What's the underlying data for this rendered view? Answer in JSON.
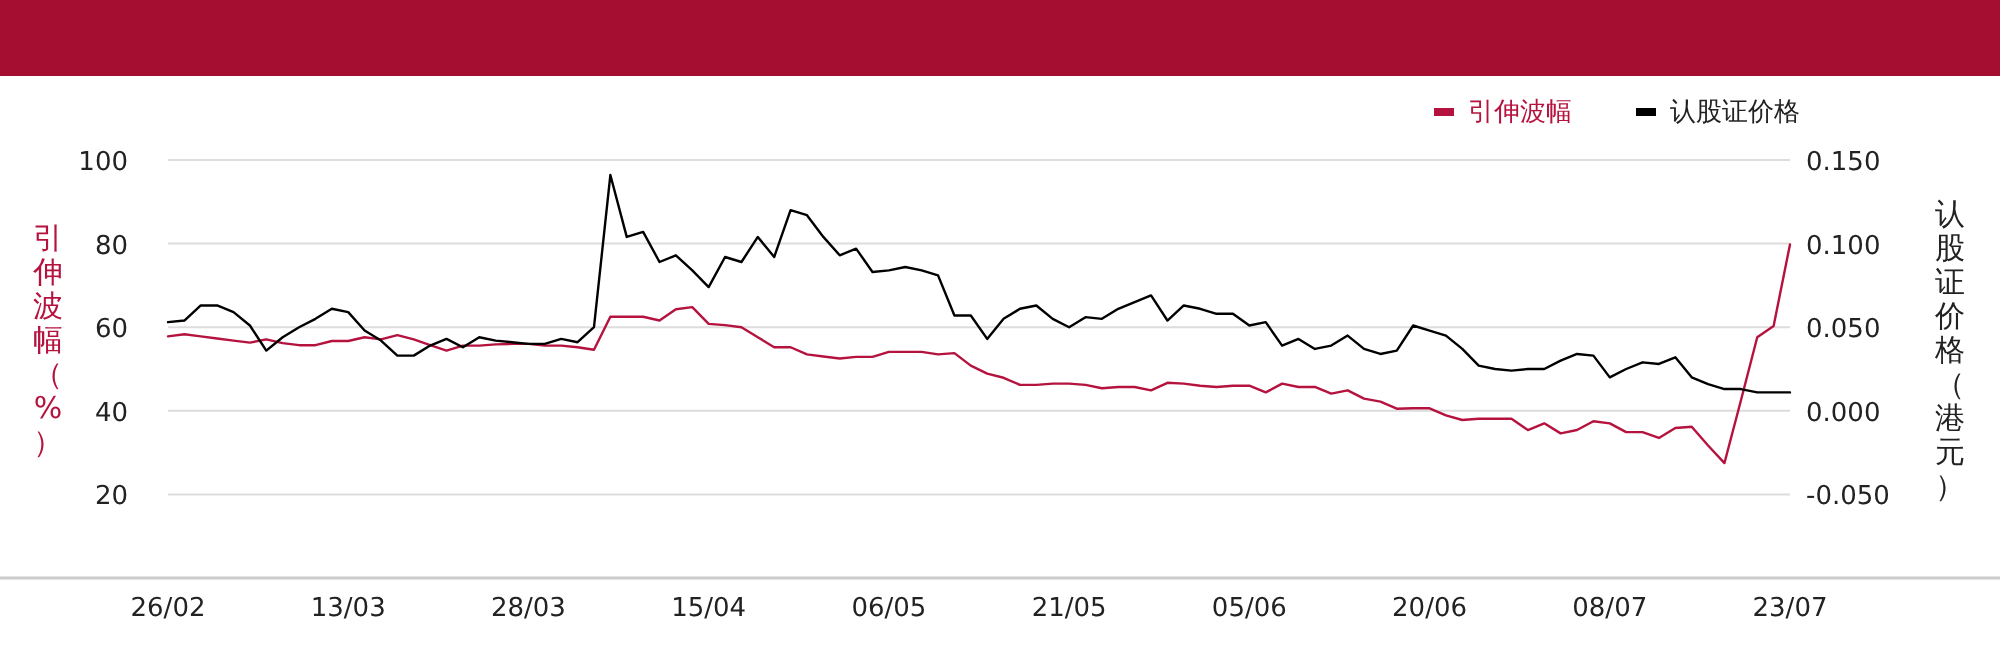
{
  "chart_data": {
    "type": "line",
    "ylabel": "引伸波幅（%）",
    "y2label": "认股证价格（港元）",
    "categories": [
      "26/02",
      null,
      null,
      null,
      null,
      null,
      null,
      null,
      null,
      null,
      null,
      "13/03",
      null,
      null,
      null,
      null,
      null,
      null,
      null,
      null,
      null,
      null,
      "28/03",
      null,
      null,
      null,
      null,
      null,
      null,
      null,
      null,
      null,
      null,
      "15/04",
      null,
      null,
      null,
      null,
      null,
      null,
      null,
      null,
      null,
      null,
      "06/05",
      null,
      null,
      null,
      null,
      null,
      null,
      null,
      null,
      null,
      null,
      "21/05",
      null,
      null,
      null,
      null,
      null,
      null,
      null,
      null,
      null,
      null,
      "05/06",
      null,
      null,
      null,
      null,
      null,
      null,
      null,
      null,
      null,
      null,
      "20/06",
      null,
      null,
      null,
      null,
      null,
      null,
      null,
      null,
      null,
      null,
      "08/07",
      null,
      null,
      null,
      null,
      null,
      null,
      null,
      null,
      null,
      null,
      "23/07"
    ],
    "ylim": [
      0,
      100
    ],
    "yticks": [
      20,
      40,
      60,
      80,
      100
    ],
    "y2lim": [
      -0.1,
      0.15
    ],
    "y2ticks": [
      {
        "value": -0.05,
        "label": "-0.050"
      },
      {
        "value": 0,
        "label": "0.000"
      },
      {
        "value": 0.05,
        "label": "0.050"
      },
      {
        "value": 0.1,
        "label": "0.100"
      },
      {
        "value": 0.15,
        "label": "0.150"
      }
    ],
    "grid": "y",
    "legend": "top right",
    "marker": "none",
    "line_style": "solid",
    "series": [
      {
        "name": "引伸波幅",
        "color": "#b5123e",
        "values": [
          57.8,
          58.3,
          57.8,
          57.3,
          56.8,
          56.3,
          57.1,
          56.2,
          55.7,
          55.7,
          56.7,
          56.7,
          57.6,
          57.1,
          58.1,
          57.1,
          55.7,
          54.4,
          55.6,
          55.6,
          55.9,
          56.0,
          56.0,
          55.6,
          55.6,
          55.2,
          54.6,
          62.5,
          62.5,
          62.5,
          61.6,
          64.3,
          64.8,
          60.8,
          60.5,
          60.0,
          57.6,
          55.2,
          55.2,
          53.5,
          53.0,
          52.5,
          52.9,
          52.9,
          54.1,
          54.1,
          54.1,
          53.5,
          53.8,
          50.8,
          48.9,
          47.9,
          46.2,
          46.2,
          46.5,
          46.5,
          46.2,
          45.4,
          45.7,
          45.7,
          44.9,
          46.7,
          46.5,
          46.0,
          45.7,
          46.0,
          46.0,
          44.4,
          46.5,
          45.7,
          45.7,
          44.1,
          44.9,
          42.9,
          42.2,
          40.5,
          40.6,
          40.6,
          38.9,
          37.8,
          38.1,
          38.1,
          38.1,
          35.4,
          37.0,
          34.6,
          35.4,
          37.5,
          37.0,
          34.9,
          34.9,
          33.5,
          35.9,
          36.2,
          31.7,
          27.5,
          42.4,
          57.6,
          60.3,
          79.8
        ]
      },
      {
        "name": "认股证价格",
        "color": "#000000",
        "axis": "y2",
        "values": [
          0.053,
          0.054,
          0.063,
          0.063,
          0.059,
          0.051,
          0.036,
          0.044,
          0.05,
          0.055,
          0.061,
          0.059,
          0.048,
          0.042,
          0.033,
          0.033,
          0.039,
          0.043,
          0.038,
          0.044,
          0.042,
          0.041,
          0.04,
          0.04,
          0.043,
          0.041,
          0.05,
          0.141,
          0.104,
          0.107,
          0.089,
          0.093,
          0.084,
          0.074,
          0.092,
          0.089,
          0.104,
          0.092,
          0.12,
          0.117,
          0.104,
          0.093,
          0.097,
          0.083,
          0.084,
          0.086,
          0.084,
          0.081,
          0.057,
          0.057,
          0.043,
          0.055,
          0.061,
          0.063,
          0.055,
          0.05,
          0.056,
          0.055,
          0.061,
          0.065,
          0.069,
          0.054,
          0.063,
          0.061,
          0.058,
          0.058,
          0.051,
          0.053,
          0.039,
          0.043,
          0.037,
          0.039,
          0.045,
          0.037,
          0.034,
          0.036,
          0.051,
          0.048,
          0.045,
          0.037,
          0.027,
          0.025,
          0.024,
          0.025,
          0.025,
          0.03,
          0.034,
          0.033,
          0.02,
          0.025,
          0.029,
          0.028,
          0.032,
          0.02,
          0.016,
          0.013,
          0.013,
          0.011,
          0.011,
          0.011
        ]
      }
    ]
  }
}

--------------------------------

• Goal: Omit the pictures and restate the rest of the records verbatim.

• Full answer:
What's the underlying data for this rendered view? Answer in JSON.
{
  "chart_data": {
    "type": "line",
    "ylabel": "引伸波幅（%）",
    "y2label": "认股证价格（港元）",
    "categories": [
      "26/02",
      null,
      null,
      null,
      null,
      null,
      null,
      null,
      null,
      null,
      null,
      "13/03",
      null,
      null,
      null,
      null,
      null,
      null,
      null,
      null,
      null,
      null,
      "28/03",
      null,
      null,
      null,
      null,
      null,
      null,
      null,
      null,
      null,
      null,
      "15/04",
      null,
      null,
      null,
      null,
      null,
      null,
      null,
      null,
      null,
      null,
      "06/05",
      null,
      null,
      null,
      null,
      null,
      null,
      null,
      null,
      null,
      null,
      "21/05",
      null,
      null,
      null,
      null,
      null,
      null,
      null,
      null,
      null,
      null,
      "05/06",
      null,
      null,
      null,
      null,
      null,
      null,
      null,
      null,
      null,
      null,
      "20/06",
      null,
      null,
      null,
      null,
      null,
      null,
      null,
      null,
      null,
      null,
      "08/07",
      null,
      null,
      null,
      null,
      null,
      null,
      null,
      null,
      null,
      null,
      "23/07"
    ],
    "ylim": [
      0,
      100
    ],
    "yticks": [
      20,
      40,
      60,
      80,
      100
    ],
    "y2lim": [
      -0.1,
      0.15
    ],
    "y2ticks": [
      {
        "value": -0.05,
        "label": "-0.050"
      },
      {
        "value": 0,
        "label": "0.000"
      },
      {
        "value": 0.05,
        "label": "0.050"
      },
      {
        "value": 0.1,
        "label": "0.100"
      },
      {
        "value": 0.15,
        "label": "0.150"
      }
    ],
    "grid": "y",
    "legend": "top right",
    "marker": "none",
    "line_style": "solid",
    "series": [
      {
        "name": "引伸波幅",
        "color": "#b5123e",
        "values": [
          57.8,
          58.3,
          57.8,
          57.3,
          56.8,
          56.3,
          57.1,
          56.2,
          55.7,
          55.7,
          56.7,
          56.7,
          57.6,
          57.1,
          58.1,
          57.1,
          55.7,
          54.4,
          55.6,
          55.6,
          55.9,
          56.0,
          56.0,
          55.6,
          55.6,
          55.2,
          54.6,
          62.5,
          62.5,
          62.5,
          61.6,
          64.3,
          64.8,
          60.8,
          60.5,
          60.0,
          57.6,
          55.2,
          55.2,
          53.5,
          53.0,
          52.5,
          52.9,
          52.9,
          54.1,
          54.1,
          54.1,
          53.5,
          53.8,
          50.8,
          48.9,
          47.9,
          46.2,
          46.2,
          46.5,
          46.5,
          46.2,
          45.4,
          45.7,
          45.7,
          44.9,
          46.7,
          46.5,
          46.0,
          45.7,
          46.0,
          46.0,
          44.4,
          46.5,
          45.7,
          45.7,
          44.1,
          44.9,
          42.9,
          42.2,
          40.5,
          40.6,
          40.6,
          38.9,
          37.8,
          38.1,
          38.1,
          38.1,
          35.4,
          37.0,
          34.6,
          35.4,
          37.5,
          37.0,
          34.9,
          34.9,
          33.5,
          35.9,
          36.2,
          31.7,
          27.5,
          42.4,
          57.6,
          60.3,
          79.8
        ]
      },
      {
        "name": "认股证价格",
        "color": "#000000",
        "axis": "y2",
        "values": [
          0.053,
          0.054,
          0.063,
          0.063,
          0.059,
          0.051,
          0.036,
          0.044,
          0.05,
          0.055,
          0.061,
          0.059,
          0.048,
          0.042,
          0.033,
          0.033,
          0.039,
          0.043,
          0.038,
          0.044,
          0.042,
          0.041,
          0.04,
          0.04,
          0.043,
          0.041,
          0.05,
          0.141,
          0.104,
          0.107,
          0.089,
          0.093,
          0.084,
          0.074,
          0.092,
          0.089,
          0.104,
          0.092,
          0.12,
          0.117,
          0.104,
          0.093,
          0.097,
          0.083,
          0.084,
          0.086,
          0.084,
          0.081,
          0.057,
          0.057,
          0.043,
          0.055,
          0.061,
          0.063,
          0.055,
          0.05,
          0.056,
          0.055,
          0.061,
          0.065,
          0.069,
          0.054,
          0.063,
          0.061,
          0.058,
          0.058,
          0.051,
          0.053,
          0.039,
          0.043,
          0.037,
          0.039,
          0.045,
          0.037,
          0.034,
          0.036,
          0.051,
          0.048,
          0.045,
          0.037,
          0.027,
          0.025,
          0.024,
          0.025,
          0.025,
          0.03,
          0.034,
          0.033,
          0.02,
          0.025,
          0.029,
          0.028,
          0.032,
          0.02,
          0.016,
          0.013,
          0.013,
          0.011,
          0.011,
          0.011
        ]
      }
    ]
  }
}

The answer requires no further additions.